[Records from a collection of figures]
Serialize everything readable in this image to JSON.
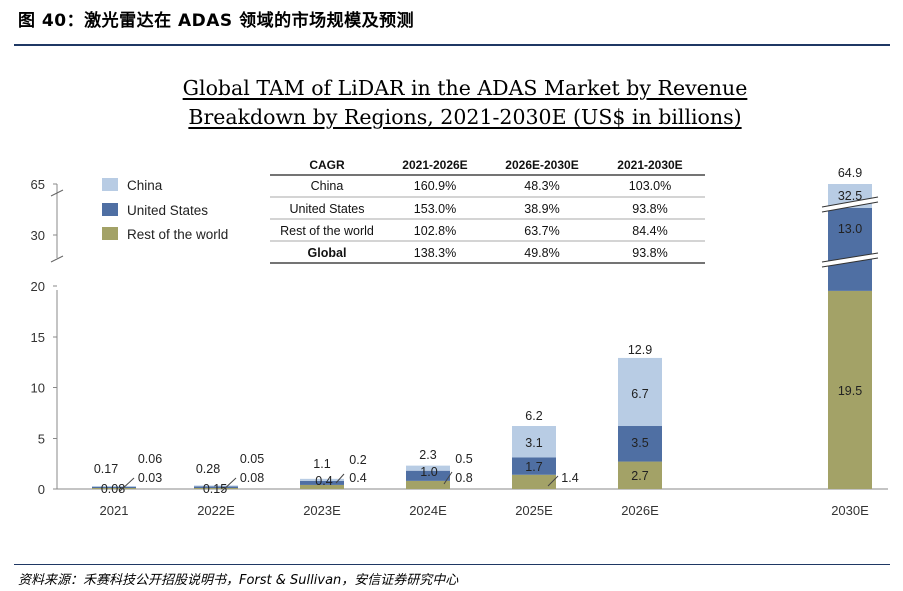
{
  "figure_title": "图 40：激光雷达在 ADAS 领域的市场规模及预测",
  "source": "资料来源：禾赛科技公开招股说明书，Forst & Sullivan，安信证券研究中心",
  "colors": {
    "china": "#b8cce4",
    "us": "#4f6fa3",
    "rest": "#a3a267",
    "axis": "#888888",
    "rule": "#1f3864"
  },
  "cagr_table": {
    "headers": [
      "CAGR",
      "2021-2026E",
      "2026E-2030E",
      "2021-2030E"
    ],
    "rows": [
      [
        "China",
        "160.9%",
        "48.3%",
        "103.0%"
      ],
      [
        "United States",
        "153.0%",
        "38.9%",
        "93.8%"
      ],
      [
        "Rest of the world",
        "102.8%",
        "63.7%",
        "84.4%"
      ],
      [
        "Global",
        "138.3%",
        "49.8%",
        "93.8%"
      ]
    ]
  },
  "chart_data": {
    "type": "bar",
    "stacked": true,
    "title": "Global TAM of LiDAR in the ADAS Market by Revenue Breakdown by Regions, 2021-2030E (US$ in billions)",
    "categories": [
      "2021",
      "2022E",
      "2023E",
      "2024E",
      "2025E",
      "2026E",
      "2030E"
    ],
    "series": [
      {
        "name": "China",
        "values": [
          0.06,
          0.05,
          0.2,
          0.5,
          3.1,
          6.7,
          32.5
        ]
      },
      {
        "name": "United States",
        "values": [
          0.03,
          0.15,
          0.4,
          1.0,
          1.7,
          3.5,
          13.0
        ]
      },
      {
        "name": "Rest of the world",
        "values": [
          0.08,
          0.08,
          0.4,
          0.8,
          1.4,
          2.7,
          19.5
        ]
      }
    ],
    "totals": [
      0.17,
      0.28,
      1.1,
      2.3,
      6.2,
      12.9,
      64.9
    ],
    "bar_labels": [
      {
        "total": "0.17",
        "china": "0.06",
        "us": "0.03",
        "rest": "0.08"
      },
      {
        "total": "0.28",
        "china": "0.05",
        "us": "0.15",
        "rest": "0.08"
      },
      {
        "total": "1.1",
        "china": "0.2",
        "us": "0.4",
        "rest": "0.4"
      },
      {
        "total": "2.3",
        "china": "0.5",
        "us": "1.0",
        "rest": "0.8"
      },
      {
        "total": "6.2",
        "china": "3.1",
        "us": "1.7",
        "rest": "1.4"
      },
      {
        "total": "12.9",
        "china": "6.7",
        "us": "3.5",
        "rest": "2.7"
      },
      {
        "total": "64.9",
        "china": "32.5",
        "us": "13.0",
        "rest": "19.5"
      }
    ],
    "y_ticks": [
      "0",
      "5",
      "10",
      "15",
      "20",
      "30",
      "65"
    ],
    "ylim": [
      0,
      65
    ],
    "axis_break": true,
    "legend": [
      "China",
      "United States",
      "Rest of the world"
    ],
    "legend_position": "top-left"
  }
}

THE EXERCISE:
Pick out every line holding the string "Global" and return it.

RESULT:
        "Global",
    "title": "Global TAM of LiDAR in the ADAS Market by Revenue Breakdown by Regions, 2021-2030E (US$ in billions)",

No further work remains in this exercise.